Dataset items:
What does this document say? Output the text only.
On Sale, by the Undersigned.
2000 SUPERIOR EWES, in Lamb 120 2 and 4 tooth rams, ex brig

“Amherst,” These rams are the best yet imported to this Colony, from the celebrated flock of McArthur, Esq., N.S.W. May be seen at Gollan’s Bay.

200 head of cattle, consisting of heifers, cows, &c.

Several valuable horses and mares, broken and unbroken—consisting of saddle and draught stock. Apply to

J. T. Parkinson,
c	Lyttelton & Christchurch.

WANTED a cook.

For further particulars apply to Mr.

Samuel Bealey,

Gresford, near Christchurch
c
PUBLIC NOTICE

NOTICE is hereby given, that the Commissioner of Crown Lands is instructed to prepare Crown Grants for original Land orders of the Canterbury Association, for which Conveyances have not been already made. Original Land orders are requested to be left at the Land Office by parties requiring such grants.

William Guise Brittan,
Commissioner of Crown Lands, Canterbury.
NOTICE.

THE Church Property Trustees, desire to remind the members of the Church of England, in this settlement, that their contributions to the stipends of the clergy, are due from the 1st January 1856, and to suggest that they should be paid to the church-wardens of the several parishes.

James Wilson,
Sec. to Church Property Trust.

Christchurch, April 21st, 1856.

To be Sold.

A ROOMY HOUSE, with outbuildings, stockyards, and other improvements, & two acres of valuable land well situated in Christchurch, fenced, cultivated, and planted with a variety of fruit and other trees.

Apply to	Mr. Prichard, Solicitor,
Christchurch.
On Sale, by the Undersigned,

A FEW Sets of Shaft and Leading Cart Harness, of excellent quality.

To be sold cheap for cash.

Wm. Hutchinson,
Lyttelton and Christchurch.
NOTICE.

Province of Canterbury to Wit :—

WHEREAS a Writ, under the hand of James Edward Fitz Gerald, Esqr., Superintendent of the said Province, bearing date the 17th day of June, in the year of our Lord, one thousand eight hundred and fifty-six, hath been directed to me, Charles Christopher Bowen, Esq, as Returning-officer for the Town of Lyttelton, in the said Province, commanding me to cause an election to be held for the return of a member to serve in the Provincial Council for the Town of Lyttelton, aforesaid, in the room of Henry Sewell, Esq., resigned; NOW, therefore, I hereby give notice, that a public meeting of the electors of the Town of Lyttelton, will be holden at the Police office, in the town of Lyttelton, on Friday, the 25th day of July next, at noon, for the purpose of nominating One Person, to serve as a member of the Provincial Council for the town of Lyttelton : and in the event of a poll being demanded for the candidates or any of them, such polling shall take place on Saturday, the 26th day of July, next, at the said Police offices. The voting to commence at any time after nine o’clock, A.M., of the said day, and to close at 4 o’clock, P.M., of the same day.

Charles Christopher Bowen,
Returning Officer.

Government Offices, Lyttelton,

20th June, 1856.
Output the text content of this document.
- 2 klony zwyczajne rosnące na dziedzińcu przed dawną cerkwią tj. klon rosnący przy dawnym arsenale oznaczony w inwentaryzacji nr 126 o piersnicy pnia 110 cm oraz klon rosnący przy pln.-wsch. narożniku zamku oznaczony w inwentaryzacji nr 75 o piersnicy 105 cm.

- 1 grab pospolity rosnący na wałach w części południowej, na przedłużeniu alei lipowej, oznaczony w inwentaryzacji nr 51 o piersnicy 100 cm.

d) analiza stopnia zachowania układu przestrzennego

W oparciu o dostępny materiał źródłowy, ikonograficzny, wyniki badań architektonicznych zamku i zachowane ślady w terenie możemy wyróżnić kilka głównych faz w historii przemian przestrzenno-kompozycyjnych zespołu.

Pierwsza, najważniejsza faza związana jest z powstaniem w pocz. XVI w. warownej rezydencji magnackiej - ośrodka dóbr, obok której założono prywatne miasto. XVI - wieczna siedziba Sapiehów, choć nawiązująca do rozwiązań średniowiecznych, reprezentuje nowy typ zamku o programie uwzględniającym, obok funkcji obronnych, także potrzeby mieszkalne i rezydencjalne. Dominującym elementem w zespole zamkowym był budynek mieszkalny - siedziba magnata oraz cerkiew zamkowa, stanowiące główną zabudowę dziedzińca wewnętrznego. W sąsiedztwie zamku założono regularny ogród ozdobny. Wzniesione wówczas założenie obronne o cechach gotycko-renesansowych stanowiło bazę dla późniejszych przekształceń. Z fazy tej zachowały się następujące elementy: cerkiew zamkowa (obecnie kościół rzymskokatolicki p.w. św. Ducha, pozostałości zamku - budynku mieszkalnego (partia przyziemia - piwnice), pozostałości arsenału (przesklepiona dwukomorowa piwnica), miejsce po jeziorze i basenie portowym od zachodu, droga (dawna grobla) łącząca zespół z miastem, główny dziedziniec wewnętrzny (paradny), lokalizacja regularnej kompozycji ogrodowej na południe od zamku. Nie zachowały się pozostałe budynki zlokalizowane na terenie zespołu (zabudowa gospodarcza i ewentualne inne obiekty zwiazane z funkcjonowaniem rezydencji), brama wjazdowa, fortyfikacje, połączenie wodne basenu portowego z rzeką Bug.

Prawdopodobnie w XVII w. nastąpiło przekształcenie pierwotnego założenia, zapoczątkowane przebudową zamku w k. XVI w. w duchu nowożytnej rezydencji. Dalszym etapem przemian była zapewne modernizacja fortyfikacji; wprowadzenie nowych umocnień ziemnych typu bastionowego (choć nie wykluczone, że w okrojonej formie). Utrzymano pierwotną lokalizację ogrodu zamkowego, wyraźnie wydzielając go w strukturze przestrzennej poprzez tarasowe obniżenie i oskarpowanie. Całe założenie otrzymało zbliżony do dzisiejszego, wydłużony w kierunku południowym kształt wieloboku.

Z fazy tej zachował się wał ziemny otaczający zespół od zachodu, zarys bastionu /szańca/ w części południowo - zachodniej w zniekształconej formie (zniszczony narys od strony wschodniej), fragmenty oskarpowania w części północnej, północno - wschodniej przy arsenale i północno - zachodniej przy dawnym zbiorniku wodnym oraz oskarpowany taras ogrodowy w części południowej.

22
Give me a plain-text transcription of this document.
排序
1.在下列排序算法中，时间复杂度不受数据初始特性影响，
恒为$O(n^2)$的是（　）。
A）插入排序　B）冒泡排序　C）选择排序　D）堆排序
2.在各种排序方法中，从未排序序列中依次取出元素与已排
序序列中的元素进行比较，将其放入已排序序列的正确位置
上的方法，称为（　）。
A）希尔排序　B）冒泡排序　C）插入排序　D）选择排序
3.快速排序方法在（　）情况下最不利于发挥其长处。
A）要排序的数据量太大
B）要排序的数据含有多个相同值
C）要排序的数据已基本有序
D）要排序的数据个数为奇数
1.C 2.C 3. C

- **WORK TO BE COMPLETED**
Pull out every line of the records above that contains the word "Property".

- **OUTPUT OF THE TASK**
THE Church Property Trustees, desire to remind the members of the Church of England, in this settlement, that their contributions to the stipends of the clergy, are due from the 1st January 1856, and to suggest that they should be paid to the church-wardens of the several parishes.
Sec. to Church Property Trust.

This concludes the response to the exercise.